WORK INSTRUCTIONS: Copy each line below in which the word "поддержки" occurs.

PROVIDED INFORMATION:
— BEGIN —

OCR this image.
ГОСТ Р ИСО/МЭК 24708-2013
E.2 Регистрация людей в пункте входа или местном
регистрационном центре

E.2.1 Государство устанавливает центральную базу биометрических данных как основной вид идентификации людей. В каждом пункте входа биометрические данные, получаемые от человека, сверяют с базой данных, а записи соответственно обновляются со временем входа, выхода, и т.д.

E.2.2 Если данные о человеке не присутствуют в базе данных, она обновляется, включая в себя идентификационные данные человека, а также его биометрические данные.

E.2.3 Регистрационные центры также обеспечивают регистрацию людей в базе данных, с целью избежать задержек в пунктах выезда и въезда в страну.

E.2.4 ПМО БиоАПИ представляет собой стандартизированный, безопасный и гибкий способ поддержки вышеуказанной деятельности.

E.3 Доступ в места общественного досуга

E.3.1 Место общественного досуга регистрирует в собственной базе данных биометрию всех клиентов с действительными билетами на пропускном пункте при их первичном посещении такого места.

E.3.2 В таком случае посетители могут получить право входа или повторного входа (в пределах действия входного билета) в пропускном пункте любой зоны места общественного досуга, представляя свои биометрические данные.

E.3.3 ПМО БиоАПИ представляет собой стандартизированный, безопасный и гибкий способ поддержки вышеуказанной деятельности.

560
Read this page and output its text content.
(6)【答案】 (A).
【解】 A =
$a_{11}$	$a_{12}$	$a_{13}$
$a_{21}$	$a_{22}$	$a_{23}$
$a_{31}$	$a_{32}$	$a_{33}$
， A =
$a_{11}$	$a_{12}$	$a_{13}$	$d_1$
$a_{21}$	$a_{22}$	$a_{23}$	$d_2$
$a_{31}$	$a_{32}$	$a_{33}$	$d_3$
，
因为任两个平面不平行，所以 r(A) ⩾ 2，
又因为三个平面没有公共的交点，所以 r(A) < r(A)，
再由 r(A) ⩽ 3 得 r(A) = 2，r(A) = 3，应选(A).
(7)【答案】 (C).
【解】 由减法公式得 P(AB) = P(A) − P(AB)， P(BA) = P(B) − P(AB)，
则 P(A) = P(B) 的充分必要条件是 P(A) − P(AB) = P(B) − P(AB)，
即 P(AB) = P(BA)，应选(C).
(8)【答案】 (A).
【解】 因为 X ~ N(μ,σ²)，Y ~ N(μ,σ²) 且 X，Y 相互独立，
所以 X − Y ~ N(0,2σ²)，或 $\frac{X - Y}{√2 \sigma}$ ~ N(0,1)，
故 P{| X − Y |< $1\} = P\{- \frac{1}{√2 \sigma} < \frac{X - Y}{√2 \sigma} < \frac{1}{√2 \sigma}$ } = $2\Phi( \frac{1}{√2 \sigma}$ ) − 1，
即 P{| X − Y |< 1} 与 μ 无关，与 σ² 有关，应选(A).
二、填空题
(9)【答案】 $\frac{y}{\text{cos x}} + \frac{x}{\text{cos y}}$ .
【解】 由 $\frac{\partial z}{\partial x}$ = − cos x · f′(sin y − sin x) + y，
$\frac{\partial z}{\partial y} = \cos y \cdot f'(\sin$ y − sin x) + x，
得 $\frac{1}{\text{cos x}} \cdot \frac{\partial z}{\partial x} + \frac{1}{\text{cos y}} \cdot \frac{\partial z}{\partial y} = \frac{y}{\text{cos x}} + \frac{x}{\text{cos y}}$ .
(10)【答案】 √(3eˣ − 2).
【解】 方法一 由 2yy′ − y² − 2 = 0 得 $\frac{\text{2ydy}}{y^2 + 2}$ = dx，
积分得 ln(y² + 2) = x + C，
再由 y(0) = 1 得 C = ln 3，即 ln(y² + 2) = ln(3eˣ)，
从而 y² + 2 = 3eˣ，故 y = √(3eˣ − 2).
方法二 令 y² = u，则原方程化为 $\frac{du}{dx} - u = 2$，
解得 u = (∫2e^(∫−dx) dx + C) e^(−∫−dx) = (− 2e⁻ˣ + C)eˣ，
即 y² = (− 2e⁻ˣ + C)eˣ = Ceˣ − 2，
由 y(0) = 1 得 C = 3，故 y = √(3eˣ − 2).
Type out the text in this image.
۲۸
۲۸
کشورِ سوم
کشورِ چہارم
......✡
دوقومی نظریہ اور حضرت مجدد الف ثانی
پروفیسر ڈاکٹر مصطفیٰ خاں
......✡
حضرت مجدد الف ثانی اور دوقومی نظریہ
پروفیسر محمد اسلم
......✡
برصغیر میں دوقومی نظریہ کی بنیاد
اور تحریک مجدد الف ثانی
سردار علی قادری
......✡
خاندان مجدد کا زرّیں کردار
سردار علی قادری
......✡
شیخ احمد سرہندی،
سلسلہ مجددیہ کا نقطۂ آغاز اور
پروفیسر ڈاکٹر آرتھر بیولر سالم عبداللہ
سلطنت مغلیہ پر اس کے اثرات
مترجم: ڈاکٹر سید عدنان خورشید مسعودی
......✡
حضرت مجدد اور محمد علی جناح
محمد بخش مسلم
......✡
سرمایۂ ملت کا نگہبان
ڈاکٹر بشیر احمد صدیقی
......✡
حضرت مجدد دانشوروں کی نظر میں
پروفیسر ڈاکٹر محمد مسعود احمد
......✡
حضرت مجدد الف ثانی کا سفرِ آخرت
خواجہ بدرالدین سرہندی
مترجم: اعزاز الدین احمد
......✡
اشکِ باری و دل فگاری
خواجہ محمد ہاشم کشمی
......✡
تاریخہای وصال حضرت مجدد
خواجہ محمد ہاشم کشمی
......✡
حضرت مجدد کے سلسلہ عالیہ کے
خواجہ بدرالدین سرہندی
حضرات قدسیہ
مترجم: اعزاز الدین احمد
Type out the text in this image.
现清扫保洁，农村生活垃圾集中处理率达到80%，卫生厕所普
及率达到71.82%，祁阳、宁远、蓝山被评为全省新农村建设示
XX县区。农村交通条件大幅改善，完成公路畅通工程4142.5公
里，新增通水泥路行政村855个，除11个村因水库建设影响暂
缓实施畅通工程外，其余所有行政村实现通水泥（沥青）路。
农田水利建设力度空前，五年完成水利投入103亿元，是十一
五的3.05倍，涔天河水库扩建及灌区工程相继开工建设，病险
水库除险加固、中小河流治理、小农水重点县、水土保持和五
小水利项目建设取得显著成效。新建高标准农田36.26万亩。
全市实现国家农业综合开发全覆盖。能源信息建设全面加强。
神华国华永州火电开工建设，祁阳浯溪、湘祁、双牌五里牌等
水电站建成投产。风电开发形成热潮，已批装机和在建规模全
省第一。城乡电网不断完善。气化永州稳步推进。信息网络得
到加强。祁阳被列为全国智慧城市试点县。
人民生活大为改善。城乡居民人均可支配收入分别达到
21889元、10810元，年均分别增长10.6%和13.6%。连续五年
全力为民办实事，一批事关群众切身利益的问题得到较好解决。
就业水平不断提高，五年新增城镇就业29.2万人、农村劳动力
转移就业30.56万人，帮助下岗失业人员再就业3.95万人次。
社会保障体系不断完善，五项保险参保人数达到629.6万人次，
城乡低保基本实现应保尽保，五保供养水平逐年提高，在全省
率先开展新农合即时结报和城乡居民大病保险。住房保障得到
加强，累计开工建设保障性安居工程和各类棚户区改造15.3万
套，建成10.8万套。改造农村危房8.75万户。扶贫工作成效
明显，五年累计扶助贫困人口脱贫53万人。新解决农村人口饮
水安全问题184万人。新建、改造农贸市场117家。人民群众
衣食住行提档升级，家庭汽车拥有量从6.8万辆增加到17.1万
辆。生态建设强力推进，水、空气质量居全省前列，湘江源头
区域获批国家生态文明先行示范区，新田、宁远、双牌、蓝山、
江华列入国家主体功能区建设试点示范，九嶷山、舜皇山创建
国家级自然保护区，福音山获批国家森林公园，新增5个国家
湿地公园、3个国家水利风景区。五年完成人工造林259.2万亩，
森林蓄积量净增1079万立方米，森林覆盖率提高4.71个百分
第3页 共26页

— END —

WRITTEN SOLUTION:
E.2.4 ПМО БиоАПИ представляет собой стандартизированный, безопасный и гибкий способ поддержки вышеуказанной деятельности.
E.3.3 ПМО БиоАПИ представляет собой стандартизированный, безопасный и гибкий способ поддержки вышеуказанной деятельности.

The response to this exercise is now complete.